··· Input data
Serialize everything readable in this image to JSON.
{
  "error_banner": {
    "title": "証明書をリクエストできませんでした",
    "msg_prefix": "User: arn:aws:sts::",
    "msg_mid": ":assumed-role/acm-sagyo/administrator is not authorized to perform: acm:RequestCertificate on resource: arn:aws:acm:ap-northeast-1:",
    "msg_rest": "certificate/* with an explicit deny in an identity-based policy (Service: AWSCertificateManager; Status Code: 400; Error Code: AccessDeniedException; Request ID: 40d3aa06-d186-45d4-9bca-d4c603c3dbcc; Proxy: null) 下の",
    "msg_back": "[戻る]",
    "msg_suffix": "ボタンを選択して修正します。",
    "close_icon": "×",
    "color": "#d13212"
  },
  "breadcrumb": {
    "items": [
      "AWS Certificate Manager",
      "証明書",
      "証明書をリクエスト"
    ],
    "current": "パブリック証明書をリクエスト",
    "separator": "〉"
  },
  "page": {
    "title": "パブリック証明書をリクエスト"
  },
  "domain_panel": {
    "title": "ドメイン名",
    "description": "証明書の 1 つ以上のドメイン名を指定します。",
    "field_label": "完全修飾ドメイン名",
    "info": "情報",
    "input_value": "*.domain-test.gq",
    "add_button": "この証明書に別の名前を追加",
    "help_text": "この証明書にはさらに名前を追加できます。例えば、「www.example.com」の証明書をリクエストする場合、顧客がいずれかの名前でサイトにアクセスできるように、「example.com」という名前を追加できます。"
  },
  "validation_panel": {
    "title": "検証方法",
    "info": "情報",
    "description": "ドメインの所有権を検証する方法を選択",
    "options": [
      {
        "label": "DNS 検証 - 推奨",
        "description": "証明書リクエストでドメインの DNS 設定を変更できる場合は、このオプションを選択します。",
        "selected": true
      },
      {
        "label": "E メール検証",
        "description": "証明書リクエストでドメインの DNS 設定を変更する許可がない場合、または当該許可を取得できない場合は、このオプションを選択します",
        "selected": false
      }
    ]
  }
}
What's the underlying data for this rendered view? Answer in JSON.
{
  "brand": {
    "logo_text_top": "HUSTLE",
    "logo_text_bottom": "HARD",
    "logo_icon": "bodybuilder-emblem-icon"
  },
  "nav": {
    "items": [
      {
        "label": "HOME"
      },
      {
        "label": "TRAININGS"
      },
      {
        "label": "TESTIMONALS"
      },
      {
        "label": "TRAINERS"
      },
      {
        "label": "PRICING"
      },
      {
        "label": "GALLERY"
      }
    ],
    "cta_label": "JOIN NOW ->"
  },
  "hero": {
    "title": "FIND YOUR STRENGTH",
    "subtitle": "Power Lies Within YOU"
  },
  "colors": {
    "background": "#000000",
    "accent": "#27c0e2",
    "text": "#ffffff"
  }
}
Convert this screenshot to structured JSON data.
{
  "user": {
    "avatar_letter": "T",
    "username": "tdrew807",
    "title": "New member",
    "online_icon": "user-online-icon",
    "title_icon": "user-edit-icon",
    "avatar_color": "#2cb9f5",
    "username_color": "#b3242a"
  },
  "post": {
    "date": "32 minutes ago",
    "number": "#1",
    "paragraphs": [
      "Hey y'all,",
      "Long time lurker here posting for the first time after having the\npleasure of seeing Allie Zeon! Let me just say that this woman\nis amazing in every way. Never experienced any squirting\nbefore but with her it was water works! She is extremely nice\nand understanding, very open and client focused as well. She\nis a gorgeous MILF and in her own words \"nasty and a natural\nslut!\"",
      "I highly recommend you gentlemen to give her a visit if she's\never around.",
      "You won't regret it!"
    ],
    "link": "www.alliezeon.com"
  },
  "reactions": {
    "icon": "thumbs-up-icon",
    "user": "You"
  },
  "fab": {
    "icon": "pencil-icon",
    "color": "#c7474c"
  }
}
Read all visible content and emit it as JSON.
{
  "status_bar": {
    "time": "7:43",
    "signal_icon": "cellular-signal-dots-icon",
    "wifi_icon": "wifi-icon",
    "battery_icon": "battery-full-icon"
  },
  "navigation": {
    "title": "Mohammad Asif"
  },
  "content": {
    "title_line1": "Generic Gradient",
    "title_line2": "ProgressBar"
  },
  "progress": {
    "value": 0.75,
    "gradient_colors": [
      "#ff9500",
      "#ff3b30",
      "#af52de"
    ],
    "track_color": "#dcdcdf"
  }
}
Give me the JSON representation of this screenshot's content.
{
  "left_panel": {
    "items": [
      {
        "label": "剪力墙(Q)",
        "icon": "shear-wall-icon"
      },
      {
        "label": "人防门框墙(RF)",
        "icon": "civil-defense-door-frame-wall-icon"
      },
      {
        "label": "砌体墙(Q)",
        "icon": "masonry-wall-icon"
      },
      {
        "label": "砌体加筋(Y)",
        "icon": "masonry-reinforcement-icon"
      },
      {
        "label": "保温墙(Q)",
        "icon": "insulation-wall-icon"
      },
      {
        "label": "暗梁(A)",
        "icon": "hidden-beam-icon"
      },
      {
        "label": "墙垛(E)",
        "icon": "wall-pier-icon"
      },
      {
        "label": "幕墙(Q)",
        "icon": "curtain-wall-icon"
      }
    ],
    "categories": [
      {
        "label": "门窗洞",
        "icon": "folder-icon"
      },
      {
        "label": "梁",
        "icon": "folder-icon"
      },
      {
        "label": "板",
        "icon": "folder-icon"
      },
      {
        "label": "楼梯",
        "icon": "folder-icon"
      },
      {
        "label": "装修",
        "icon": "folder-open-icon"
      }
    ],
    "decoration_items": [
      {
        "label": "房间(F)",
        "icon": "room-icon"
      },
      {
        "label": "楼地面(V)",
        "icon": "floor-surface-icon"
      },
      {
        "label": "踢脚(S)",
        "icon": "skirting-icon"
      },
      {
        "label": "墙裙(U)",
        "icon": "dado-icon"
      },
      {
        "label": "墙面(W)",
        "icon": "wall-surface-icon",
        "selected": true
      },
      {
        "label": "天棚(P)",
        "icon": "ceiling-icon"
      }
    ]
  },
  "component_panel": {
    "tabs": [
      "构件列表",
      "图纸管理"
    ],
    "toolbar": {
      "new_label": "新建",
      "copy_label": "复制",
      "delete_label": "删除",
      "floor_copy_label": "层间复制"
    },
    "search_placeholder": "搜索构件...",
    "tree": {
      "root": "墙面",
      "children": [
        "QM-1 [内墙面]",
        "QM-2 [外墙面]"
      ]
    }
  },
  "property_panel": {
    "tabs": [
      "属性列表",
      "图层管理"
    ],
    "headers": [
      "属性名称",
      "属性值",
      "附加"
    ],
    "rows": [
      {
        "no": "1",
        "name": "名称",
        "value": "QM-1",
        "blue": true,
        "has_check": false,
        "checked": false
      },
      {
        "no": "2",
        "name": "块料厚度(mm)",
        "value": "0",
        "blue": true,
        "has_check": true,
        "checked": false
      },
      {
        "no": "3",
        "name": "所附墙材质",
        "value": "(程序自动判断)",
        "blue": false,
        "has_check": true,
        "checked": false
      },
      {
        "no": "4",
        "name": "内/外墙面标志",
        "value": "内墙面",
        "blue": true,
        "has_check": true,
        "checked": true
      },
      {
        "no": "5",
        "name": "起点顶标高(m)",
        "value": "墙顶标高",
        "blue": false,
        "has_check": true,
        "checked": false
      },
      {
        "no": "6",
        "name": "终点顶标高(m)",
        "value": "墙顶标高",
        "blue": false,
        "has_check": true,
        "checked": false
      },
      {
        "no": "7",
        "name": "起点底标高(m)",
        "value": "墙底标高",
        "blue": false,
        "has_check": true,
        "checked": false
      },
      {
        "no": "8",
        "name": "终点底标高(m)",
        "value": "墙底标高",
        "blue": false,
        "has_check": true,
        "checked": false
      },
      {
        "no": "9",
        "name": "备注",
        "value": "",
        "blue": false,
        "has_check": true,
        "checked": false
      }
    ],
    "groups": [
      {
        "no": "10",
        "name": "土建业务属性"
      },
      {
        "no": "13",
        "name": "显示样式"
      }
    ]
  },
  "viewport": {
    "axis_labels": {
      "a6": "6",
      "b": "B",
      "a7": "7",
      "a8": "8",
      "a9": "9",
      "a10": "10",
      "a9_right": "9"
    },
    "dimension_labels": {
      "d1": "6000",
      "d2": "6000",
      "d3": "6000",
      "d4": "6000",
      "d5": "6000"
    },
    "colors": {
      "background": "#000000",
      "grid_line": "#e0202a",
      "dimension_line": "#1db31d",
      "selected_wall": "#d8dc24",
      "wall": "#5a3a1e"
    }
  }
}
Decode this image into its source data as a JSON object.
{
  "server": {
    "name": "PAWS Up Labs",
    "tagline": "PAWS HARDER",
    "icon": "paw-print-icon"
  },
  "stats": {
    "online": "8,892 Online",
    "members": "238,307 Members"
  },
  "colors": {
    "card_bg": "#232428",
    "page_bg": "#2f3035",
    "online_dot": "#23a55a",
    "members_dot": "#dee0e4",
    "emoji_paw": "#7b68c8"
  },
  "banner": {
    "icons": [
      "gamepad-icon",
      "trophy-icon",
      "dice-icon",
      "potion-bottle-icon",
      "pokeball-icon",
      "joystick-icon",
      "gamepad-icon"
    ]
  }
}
······
**What the task requires:**
Repeat, with no changes, each line from the one with "Decode this image" to the end of the listing, including both ends and nothing else.

**Task solution:**
Decode this image into its source data as a JSON object.
{
  "server": {
    "name": "PAWS Up Labs",
    "tagline": "PAWS HARDER",
    "icon": "paw-print-icon"
  },
  "stats": {
    "online": "8,892 Online",
    "members": "238,307 Members"
  },
  "colors": {
    "card_bg": "#232428",
    "page_bg": "#2f3035",
    "online_dot": "#23a55a",
    "members_dot": "#dee0e4",
    "emoji_paw": "#7b68c8"
  },
  "banner": {
    "icons": [
      "gamepad-icon",
      "trophy-icon",
      "dice-icon",
      "potion-bottle-icon",
      "pokeball-icon",
      "joystick-icon",
      "gamepad-icon"
    ]
  }
}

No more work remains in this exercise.